- WHAT NEEDS TO BE DONE
Scan each line of the records for the word "amount" and extract the ones that have it.
Start of DATA TO USE
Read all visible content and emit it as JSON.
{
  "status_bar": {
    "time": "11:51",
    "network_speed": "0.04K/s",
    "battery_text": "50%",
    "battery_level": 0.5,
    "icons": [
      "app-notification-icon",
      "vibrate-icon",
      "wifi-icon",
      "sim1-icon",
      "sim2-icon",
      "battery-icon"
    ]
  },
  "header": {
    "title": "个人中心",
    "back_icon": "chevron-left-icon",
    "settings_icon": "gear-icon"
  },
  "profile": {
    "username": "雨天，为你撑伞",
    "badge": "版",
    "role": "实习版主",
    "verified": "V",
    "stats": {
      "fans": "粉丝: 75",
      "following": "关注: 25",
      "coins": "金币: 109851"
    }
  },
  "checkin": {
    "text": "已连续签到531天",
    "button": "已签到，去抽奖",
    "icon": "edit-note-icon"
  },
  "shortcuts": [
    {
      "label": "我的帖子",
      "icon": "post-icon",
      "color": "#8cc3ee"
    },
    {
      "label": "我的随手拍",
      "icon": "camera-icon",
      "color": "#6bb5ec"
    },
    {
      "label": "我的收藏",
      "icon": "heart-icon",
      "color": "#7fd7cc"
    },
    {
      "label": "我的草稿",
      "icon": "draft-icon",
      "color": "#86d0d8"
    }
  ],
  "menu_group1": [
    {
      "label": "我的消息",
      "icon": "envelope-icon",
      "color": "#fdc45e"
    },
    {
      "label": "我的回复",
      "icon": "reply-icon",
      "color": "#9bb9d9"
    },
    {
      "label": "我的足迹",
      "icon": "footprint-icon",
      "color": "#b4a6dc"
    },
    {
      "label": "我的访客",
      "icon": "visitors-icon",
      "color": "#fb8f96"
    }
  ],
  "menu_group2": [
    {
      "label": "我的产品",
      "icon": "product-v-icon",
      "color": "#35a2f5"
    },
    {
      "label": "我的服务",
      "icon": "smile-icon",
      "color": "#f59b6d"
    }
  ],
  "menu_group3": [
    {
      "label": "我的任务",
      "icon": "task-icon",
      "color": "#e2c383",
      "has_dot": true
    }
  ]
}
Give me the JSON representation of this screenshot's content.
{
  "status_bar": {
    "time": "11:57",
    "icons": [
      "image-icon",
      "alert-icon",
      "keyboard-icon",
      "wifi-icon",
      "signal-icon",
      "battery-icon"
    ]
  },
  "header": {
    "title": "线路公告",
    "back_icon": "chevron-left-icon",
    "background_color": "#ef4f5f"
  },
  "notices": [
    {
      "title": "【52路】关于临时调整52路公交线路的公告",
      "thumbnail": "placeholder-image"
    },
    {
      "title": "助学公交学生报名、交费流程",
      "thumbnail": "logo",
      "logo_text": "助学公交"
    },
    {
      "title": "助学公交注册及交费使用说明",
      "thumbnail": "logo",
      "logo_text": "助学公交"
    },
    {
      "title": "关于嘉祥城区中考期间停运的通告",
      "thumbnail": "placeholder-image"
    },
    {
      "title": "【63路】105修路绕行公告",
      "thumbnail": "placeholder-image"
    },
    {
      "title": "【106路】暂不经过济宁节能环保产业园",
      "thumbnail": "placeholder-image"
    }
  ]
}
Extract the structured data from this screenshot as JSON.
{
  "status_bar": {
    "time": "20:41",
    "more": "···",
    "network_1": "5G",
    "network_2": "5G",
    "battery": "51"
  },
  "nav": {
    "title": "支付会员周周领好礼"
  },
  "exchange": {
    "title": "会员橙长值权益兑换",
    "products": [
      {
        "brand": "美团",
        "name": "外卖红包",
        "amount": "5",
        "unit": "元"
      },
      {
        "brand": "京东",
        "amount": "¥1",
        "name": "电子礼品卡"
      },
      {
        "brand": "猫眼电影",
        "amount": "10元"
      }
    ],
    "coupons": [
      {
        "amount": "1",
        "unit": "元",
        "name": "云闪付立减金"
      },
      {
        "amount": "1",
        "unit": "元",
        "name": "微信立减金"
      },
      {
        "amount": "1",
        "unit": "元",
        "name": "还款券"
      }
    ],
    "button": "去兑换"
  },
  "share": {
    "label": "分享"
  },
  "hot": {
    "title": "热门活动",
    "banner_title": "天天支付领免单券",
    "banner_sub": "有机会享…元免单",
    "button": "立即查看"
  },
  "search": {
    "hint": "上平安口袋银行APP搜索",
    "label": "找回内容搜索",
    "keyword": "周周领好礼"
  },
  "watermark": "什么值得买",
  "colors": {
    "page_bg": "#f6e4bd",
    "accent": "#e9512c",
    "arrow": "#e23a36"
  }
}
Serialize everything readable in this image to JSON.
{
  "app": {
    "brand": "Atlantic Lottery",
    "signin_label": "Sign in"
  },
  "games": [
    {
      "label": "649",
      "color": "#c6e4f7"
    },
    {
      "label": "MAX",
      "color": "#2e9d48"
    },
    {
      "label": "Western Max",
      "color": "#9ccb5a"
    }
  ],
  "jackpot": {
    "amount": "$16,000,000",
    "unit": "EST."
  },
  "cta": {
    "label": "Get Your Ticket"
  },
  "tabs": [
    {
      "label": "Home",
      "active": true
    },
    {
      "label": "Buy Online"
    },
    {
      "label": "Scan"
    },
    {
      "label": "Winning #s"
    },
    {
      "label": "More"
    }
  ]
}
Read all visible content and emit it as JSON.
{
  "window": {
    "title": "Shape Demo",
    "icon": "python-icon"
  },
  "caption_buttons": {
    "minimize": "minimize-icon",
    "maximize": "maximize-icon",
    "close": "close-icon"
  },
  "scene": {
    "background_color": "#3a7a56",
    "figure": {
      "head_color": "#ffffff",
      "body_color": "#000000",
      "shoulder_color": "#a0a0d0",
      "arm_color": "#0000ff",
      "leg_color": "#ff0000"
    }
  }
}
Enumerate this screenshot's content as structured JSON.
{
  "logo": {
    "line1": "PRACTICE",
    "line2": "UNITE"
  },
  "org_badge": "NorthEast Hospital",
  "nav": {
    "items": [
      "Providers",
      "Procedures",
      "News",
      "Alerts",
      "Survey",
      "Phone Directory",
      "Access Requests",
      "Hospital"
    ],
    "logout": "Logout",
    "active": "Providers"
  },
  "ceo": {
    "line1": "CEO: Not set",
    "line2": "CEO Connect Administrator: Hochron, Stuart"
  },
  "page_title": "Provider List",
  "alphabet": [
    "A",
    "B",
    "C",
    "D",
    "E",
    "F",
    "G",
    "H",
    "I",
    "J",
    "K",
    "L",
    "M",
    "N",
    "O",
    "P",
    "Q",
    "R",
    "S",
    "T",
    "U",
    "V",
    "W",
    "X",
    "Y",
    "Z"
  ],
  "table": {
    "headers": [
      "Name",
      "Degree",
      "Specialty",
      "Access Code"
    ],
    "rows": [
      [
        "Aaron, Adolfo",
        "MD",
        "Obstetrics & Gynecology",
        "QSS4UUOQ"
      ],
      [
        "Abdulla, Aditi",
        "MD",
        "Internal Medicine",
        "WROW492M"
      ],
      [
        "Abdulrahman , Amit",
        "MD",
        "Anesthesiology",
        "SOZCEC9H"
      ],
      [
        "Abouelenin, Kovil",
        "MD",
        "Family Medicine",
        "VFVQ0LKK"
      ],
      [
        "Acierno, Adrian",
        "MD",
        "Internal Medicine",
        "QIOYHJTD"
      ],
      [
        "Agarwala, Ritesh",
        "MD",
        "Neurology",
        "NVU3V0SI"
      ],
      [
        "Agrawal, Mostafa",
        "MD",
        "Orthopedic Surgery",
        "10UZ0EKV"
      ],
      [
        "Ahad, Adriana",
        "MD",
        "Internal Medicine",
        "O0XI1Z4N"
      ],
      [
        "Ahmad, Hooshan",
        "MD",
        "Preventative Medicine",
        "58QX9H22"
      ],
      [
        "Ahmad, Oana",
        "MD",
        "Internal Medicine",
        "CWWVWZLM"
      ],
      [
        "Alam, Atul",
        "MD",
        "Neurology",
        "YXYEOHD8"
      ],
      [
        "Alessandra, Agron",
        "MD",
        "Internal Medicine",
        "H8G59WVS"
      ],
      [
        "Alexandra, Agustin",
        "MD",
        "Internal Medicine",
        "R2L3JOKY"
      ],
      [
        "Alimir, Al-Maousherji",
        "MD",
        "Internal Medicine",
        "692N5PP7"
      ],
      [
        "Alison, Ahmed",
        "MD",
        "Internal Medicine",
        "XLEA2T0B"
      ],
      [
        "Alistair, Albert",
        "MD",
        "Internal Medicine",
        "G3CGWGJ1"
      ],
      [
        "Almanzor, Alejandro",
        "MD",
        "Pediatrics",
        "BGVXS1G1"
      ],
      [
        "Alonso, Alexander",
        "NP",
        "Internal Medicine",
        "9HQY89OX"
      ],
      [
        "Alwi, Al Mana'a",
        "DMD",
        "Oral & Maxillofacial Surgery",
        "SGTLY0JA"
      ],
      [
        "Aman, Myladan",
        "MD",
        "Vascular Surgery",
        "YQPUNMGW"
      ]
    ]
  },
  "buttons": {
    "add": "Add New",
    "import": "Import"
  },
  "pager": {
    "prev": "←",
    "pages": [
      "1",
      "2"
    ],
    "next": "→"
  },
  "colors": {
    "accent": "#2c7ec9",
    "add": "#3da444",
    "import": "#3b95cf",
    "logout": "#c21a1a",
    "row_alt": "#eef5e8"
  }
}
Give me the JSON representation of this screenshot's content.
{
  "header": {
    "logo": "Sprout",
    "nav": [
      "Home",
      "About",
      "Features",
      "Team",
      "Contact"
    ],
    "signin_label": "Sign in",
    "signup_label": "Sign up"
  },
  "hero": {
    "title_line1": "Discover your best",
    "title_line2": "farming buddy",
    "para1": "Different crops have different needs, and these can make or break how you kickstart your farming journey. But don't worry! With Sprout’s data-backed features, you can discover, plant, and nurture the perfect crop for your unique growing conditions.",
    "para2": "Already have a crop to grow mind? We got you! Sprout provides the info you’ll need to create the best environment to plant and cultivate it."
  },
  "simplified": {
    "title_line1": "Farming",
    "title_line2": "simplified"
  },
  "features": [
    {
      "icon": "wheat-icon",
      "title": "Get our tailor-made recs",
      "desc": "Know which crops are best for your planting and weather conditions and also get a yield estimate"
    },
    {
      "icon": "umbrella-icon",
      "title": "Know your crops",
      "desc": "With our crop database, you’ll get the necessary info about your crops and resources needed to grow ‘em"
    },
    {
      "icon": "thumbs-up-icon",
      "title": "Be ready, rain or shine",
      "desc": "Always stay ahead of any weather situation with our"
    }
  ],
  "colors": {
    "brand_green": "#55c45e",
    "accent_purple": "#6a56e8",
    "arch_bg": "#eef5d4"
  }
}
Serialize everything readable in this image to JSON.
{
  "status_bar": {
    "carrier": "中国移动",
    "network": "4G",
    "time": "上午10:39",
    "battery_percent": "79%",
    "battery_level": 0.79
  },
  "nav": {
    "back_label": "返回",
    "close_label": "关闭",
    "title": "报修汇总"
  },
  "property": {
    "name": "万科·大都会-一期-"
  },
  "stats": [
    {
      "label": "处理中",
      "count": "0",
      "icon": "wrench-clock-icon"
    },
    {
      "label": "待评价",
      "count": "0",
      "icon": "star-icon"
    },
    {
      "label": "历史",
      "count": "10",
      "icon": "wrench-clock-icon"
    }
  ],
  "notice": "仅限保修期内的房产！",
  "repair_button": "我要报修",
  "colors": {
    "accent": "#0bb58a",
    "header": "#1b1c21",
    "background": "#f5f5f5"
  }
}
End of DATA TO USE
- OUTPUT BELOW
        "amount": "5",
        "amount": "¥1",
        "amount": "10元"
        "amount": "1",
        "amount": "1",
        "amount": "1",
    "amount": "$16,000,000",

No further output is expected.